_Data listing_
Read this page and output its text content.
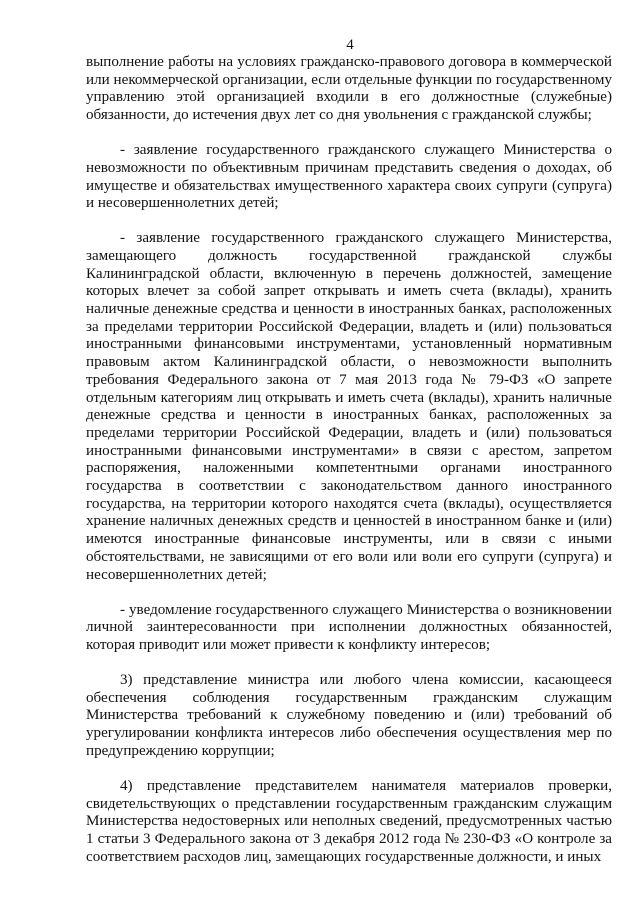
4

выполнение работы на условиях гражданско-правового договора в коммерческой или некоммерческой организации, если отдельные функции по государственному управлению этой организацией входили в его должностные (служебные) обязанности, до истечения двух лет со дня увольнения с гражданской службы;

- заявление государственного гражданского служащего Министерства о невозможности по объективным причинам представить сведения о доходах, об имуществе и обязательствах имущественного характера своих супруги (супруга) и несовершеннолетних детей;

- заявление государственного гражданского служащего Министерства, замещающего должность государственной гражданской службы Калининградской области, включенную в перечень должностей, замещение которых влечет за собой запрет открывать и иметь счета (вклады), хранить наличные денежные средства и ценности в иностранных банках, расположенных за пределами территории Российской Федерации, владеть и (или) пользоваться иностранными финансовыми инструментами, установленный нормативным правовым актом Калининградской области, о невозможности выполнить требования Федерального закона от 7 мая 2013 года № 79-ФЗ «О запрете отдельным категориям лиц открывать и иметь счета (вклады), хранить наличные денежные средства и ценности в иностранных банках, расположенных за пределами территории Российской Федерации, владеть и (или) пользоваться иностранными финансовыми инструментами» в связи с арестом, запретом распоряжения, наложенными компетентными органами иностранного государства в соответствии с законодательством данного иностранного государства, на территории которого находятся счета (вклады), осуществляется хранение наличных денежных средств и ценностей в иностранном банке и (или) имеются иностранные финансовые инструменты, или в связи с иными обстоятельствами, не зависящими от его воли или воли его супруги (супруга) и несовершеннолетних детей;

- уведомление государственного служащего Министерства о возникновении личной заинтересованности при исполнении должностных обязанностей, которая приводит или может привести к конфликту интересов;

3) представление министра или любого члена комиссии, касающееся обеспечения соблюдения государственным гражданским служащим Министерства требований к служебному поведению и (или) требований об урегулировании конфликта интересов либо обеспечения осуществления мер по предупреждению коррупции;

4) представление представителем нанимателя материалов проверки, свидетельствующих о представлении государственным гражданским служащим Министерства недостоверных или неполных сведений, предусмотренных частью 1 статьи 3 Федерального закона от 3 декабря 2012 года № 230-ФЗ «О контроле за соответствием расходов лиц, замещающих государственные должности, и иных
==
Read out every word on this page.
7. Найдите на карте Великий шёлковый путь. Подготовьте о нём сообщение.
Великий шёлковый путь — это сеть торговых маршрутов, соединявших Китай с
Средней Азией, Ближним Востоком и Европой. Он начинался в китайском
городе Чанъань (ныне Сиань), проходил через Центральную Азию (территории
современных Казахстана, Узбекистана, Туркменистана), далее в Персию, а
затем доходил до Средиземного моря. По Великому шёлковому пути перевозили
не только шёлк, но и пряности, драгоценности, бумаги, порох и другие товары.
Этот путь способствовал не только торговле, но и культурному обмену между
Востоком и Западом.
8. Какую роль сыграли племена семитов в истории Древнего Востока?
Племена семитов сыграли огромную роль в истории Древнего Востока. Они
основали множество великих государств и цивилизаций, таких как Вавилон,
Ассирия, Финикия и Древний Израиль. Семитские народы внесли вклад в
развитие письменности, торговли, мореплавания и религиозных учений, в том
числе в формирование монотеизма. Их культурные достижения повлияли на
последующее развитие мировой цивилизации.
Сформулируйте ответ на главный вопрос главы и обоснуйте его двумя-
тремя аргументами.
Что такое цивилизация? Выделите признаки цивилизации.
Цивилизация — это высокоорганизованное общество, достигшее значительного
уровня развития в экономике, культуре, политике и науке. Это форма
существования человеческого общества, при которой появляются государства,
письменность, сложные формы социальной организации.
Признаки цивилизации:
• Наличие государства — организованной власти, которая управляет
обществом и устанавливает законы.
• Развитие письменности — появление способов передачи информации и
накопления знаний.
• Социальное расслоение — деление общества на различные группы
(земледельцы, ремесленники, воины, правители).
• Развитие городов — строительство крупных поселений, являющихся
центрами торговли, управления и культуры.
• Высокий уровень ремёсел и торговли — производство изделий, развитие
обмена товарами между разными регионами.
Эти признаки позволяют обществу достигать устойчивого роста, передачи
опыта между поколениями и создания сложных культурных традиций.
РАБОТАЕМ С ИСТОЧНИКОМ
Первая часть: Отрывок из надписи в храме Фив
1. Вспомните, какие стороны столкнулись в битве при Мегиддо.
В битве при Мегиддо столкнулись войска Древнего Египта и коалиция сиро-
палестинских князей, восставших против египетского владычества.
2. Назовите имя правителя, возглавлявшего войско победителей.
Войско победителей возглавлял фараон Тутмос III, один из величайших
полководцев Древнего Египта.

_DO THIS_
Return every line containing "цивилизации".

_COMPLETE ANSWER_
последующее развитие мировой цивилизации.
Что такое цивилизация? Выделите признаки цивилизации.
Признаки цивилизации:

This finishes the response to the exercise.